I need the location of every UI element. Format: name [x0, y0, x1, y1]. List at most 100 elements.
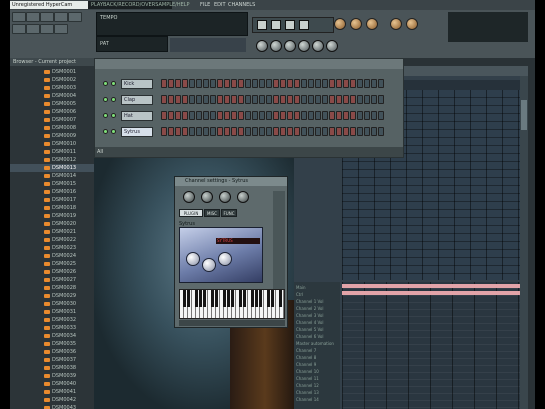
event-item[interactable]: Channel 3 Vol: [294, 312, 340, 319]
browser-item[interactable]: DSM0041: [10, 388, 94, 396]
black-key[interactable]: [259, 290, 262, 307]
step-button[interactable]: [182, 79, 188, 88]
step-button[interactable]: [175, 79, 181, 88]
browser-item[interactable]: DSM0037: [10, 356, 94, 364]
step-button[interactable]: [273, 127, 279, 136]
step-button[interactable]: [343, 95, 349, 104]
black-key[interactable]: [199, 290, 202, 307]
step-button[interactable]: [322, 111, 328, 120]
step-button[interactable]: [294, 111, 300, 120]
black-key[interactable]: [203, 290, 206, 307]
step-button[interactable]: [161, 127, 167, 136]
browser-item[interactable]: DSM0013: [10, 164, 94, 172]
browser-item[interactable]: DSM0007: [10, 116, 94, 124]
step-button[interactable]: [252, 111, 258, 120]
plugin-knob-3[interactable]: [218, 252, 232, 266]
step-button[interactable]: [182, 95, 188, 104]
tool-button-5[interactable]: [68, 12, 82, 22]
browser-item[interactable]: DSM0010: [10, 140, 94, 148]
step-button[interactable]: [364, 95, 370, 104]
step-button[interactable]: [231, 111, 237, 120]
menu-channels[interactable]: CHANNELS: [228, 2, 255, 8]
browser-item[interactable]: DSM0002: [10, 76, 94, 84]
playlist-button-icon[interactable]: [256, 40, 268, 52]
channel-button[interactable]: Kick: [121, 79, 153, 89]
pattern-display[interactable]: PAT: [96, 36, 168, 52]
step-button[interactable]: [210, 95, 216, 104]
browser-item[interactable]: DSM0012: [10, 156, 94, 164]
piano-keyboard[interactable]: [179, 289, 285, 319]
step-button[interactable]: [266, 95, 272, 104]
browser-item[interactable]: DSM0043: [10, 404, 94, 409]
browser-item[interactable]: DSM0015: [10, 180, 94, 188]
event-item[interactable]: Channel 10: [294, 368, 340, 375]
step-button[interactable]: [280, 79, 286, 88]
browser-item[interactable]: DSM0001: [10, 68, 94, 76]
browser-item[interactable]: DSM0003: [10, 84, 94, 92]
step-button[interactable]: [357, 79, 363, 88]
step-button[interactable]: [350, 127, 356, 136]
black-key[interactable]: [223, 290, 226, 307]
step-button[interactable]: [315, 127, 321, 136]
playlist-scroll-thumb[interactable]: [521, 100, 527, 130]
browser-item[interactable]: DSM0038: [10, 364, 94, 372]
step-button[interactable]: [175, 111, 181, 120]
black-key[interactable]: [187, 290, 190, 307]
tool-button-7[interactable]: [26, 24, 40, 34]
event-item[interactable]: Channel 5 Vol: [294, 326, 340, 333]
step-button[interactable]: [175, 127, 181, 136]
step-button[interactable]: [231, 79, 237, 88]
step-button[interactable]: [287, 79, 293, 88]
browser-item[interactable]: DSM0004: [10, 92, 94, 100]
event-item[interactable]: Channel 2 Vol: [294, 305, 340, 312]
step-button[interactable]: [196, 127, 202, 136]
step-button[interactable]: [357, 127, 363, 136]
step-button[interactable]: [294, 79, 300, 88]
step-button[interactable]: [371, 127, 377, 136]
black-key[interactable]: [211, 290, 214, 307]
tab-func[interactable]: FUNC: [221, 209, 237, 217]
step-button[interactable]: [308, 95, 314, 104]
tab-misc[interactable]: MISC: [204, 209, 220, 217]
step-button[interactable]: [315, 79, 321, 88]
step-button[interactable]: [238, 111, 244, 120]
step-button[interactable]: [280, 95, 286, 104]
plugin-knob-2[interactable]: [202, 258, 216, 272]
knob-4[interactable]: [390, 18, 402, 30]
browser-item[interactable]: DSM0020: [10, 220, 94, 228]
event-item[interactable]: Channel 9: [294, 361, 340, 368]
step-button[interactable]: [217, 79, 223, 88]
step-button[interactable]: [238, 95, 244, 104]
pattern-song-toggle[interactable]: [299, 20, 309, 30]
browser-item[interactable]: DSM0005: [10, 100, 94, 108]
black-key[interactable]: [243, 290, 246, 307]
step-button[interactable]: [308, 111, 314, 120]
step-button[interactable]: [161, 111, 167, 120]
step-button[interactable]: [322, 127, 328, 136]
event-item[interactable]: Channel 1 Vol: [294, 298, 340, 305]
step-button[interactable]: [168, 111, 174, 120]
browser-item[interactable]: DSM0036: [10, 348, 94, 356]
step-button[interactable]: [168, 79, 174, 88]
step-button[interactable]: [217, 127, 223, 136]
browser-item[interactable]: DSM0039: [10, 372, 94, 380]
step-button[interactable]: [252, 127, 258, 136]
browser-item[interactable]: DSM0022: [10, 236, 94, 244]
step-button[interactable]: [210, 127, 216, 136]
browser-item[interactable]: DSM0042: [10, 396, 94, 404]
tool-button-2[interactable]: [26, 12, 40, 22]
step-button[interactable]: [210, 111, 216, 120]
browser-item[interactable]: DSM0033: [10, 324, 94, 332]
range-knob[interactable]: [237, 191, 249, 203]
step-button[interactable]: [231, 127, 237, 136]
step-button[interactable]: [168, 95, 174, 104]
step-button[interactable]: [168, 127, 174, 136]
step-button[interactable]: [189, 127, 195, 136]
black-key[interactable]: [215, 290, 218, 307]
step-button[interactable]: [315, 111, 321, 120]
event-item[interactable]: Channel 12: [294, 382, 340, 389]
knob-5[interactable]: [406, 18, 418, 30]
step-button[interactable]: [161, 79, 167, 88]
step-button[interactable]: [273, 111, 279, 120]
step-button[interactable]: [364, 111, 370, 120]
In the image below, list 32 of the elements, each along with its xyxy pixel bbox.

★ ★ ★ ★ ★

■ **Task details**:
Lay out every line of the records above as a Markdown table with two columns, Row for the running number and Line for the text, skipping blank lines. Omit the pictures.

■ **Answer for this exercise**:
| Row | Line |
|---|---|
| 1 | I need the location of every UI element. Format: name [x0, y0, x1, y1]. List at most 100 elements. |
| 2 | event-item[interactable]: Channel 3 Vol: [294, 312, 340, 319] |
| 3 | browser-item[interactable]: DSM0041: [10, 388, 94, 396] |
| 4 | black-key[interactable]: [259, 290, 262, 307] |
| 5 | step-button[interactable]: [182, 79, 188, 88] |
| 6 | step-button[interactable]: [175, 79, 181, 88] |
| 7 | browser-item[interactable]: DSM0037: [10, 356, 94, 364] |
| 8 | step-button[interactable]: [273, 127, 279, 136] |
| 9 | step-button[interactable]: [343, 95, 349, 104] |
| 10 | black-key[interactable]: [199, 290, 202, 307] |
| 11 | step-button[interactable]: [322, 111, 328, 120] |
| 12 | step-button[interactable]: [294, 111, 300, 120] |
| 13 | black-key[interactable]: [203, 290, 206, 307] |
| 14 | step-button[interactable]: [161, 127, 167, 136] |
| 15 | browser-item[interactable]: DSM0013: [10, 164, 94, 172] |
| 16 | browser-item[interactable]: DSM0007: [10, 116, 94, 124] |
| 17 | step-button[interactable]: [252, 111, 258, 120] |
| 18 | plugin-knob-3[interactable]: [218, 252, 232, 266] |
| 19 | step-button[interactable]: [182, 95, 188, 104] |
| 20 | tool-button-5[interactable]: [68, 12, 82, 22] |
| 21 | browser-item[interactable]: DSM0010: [10, 140, 94, 148] |
| 22 | step-button[interactable]: [364, 95, 370, 104] |
| 23 | step-button[interactable]: [231, 111, 237, 120] |
| 24 | menu-channels[interactable]: CHANNELS: [228, 2, 255, 8] |
| 25 | browser-item[interactable]: DSM0002: [10, 76, 94, 84] |
| 26 | playlist-button-icon[interactable]: [256, 40, 268, 52] |
| 27 | channel-button[interactable]: Kick: [121, 79, 153, 89] |
| 28 | pattern-display[interactable]: PAT: [96, 36, 168, 52] |
| 29 | step-button[interactable]: [210, 95, 216, 104] |
| 30 | browser-item[interactable]: DSM0012: [10, 156, 94, 164] |
| 31 | piano-keyboard[interactable]: [179, 289, 285, 319] |
| 32 | step-button[interactable]: [266, 95, 272, 104] |
| 33 | browser-item[interactable]: DSM0043: [10, 404, 94, 409] |
| 34 | browser-item[interactable]: DSM0015: [10, 180, 94, 188] |
| 35 | event-item[interactable]: Channel 10: [294, 368, 340, 375] |
| 36 | step-button[interactable]: [280, 79, 286, 88] |
| 37 | browser-item[interactable]: DSM0001: [10, 68, 94, 76] |
| 38 | browser-item[interactable]: DSM0003: [10, 84, 94, 92] |
| 39 | step-button[interactable]: [357, 79, 363, 88] |
| 40 | step-button[interactable]: [350, 127, 356, 136] |
| 41 | black-key[interactable]: [223, 290, 226, 307] |
| 42 | step-button[interactable]: [315, 127, 321, 136] |
| 43 | playlist-scroll-thumb[interactable]: [521, 100, 527, 130] |
| 44 | browser-item[interactable]: DSM0038: [10, 364, 94, 372] |
| 45 | step-button[interactable]: [175, 111, 181, 120] |
| 46 | black-key[interactable]: [187, 290, 190, 307] |
| 47 | tool-button-7[interactable]: [26, 24, 40, 34] |
| 48 | event-item[interactable]: Channel 5 Vol: [294, 326, 340, 333] |
| 49 | step-button[interactable]: [175, 127, 181, 136] |
| 50 | step-button[interactable]: [231, 79, 237, 88] |
| 51 | step-button[interactable]: [287, 79, 293, 88] |
| 52 | browser-item[interactable]: DSM0004: [10, 92, 94, 100] |
| 53 | event-item[interactable]: Channel 2 Vol: [294, 305, 340, 312] |
| 54 | step-button[interactable]: [196, 127, 202, 136] |
| 55 | step-button[interactable]: [357, 127, 363, 136] |
| 56 | step-button[interactable]: [294, 79, 300, 88] |
| 57 | step-button[interactable]: [371, 127, 377, 136] |
| 58 | black-key[interactable]: [211, 290, 214, 307] |
| 59 | tab-func[interactable]: FUNC: [221, 209, 237, 217] |
| 60 | step-button[interactable]: [308, 95, 314, 104] |
| 61 | tab-misc[interactable]: MISC: [204, 209, 220, 217] |
| 62 | step-button[interactable]: [315, 79, 321, 88] |
| 63 | step-button[interactable]: [238, 111, 244, 120] |
| 64 | step-button[interactable]: [280, 95, 286, 104] |
| 65 | plugin-knob-2[interactable]: [202, 258, 216, 272] |
| 66 | knob-4[interactable]: [390, 18, 402, 30] |
| 67 | browser-item[interactable]: DSM0020: [10, 220, 94, 228] |
| 68 | event-item[interactable]: Channel 9: [294, 361, 340, 368] |
| 69 | step-button[interactable]: [217, 79, 223, 88] |
| 70 | step-button[interactable]: [238, 95, 244, 104] |
| 71 | pattern-song-toggle[interactable]: [299, 20, 309, 30] |
| 72 | browser-item[interactable]: DSM0005: [10, 100, 94, 108] |
| 73 | black-key[interactable]: [243, 290, 246, 307] |
| 74 | step-button[interactable]: [308, 111, 314, 120] |
| 75 | step-button[interactable]: [161, 111, 167, 120] |
| 76 | step-button[interactable]: [322, 127, 328, 136] |
| 77 | event-item[interactable]: Channel 1 Vol: [294, 298, 340, 305] |
| 78 | step-button[interactable]: [168, 111, 174, 120] |
| 79 | browser-item[interactable]: DSM0036: [10, 348, 94, 356] |
| 80 | step-button[interactable]: [168, 79, 174, 88] |
| 81 | step-button[interactable]: [217, 127, 223, 136] |
| 82 | browser-item[interactable]: DSM0039: [10, 372, 94, 380] |
| 83 | step-button[interactable]: [252, 127, 258, 136] |
| 84 | browser-item[interactable]: DSM0022: [10, 236, 94, 244] |
| 85 | step-button[interactable]: [210, 127, 216, 136] |
| 86 | browser-item[interactable]: DSM0042: [10, 396, 94, 404] |
| 87 | tool-button-2[interactable]: [26, 12, 40, 22] |
| 88 | step-button[interactable]: [210, 111, 216, 120] |
| 89 | browser-item[interactable]: DSM0033: [10, 324, 94, 332] |
| 90 | range-knob[interactable]: [237, 191, 249, 203] |
| 91 | step-button[interactable]: [231, 127, 237, 136] |
| 92 | step-button[interactable]: [168, 95, 174, 104] |
| 93 | step-button[interactable]: [168, 127, 174, 136] |
| 94 | step-button[interactable]: [189, 127, 195, 136] |
| 95 | black-key[interactable]: [215, 290, 218, 307] |
| 96 | step-button[interactable]: [315, 111, 321, 120] |
| 97 | event-item[interactable]: Channel 12: [294, 382, 340, 389] |
| 98 | knob-5[interactable]: [406, 18, 418, 30] |
| 99 | step-button[interactable]: [161, 79, 167, 88] |
| 100 | step-button[interactable]: [273, 111, 279, 120] |
| 101 | step-button[interactable]: [364, 111, 370, 120] |
| 102 | In the image below, list 32 of the elements, each along with its xyxy pixel bbox. |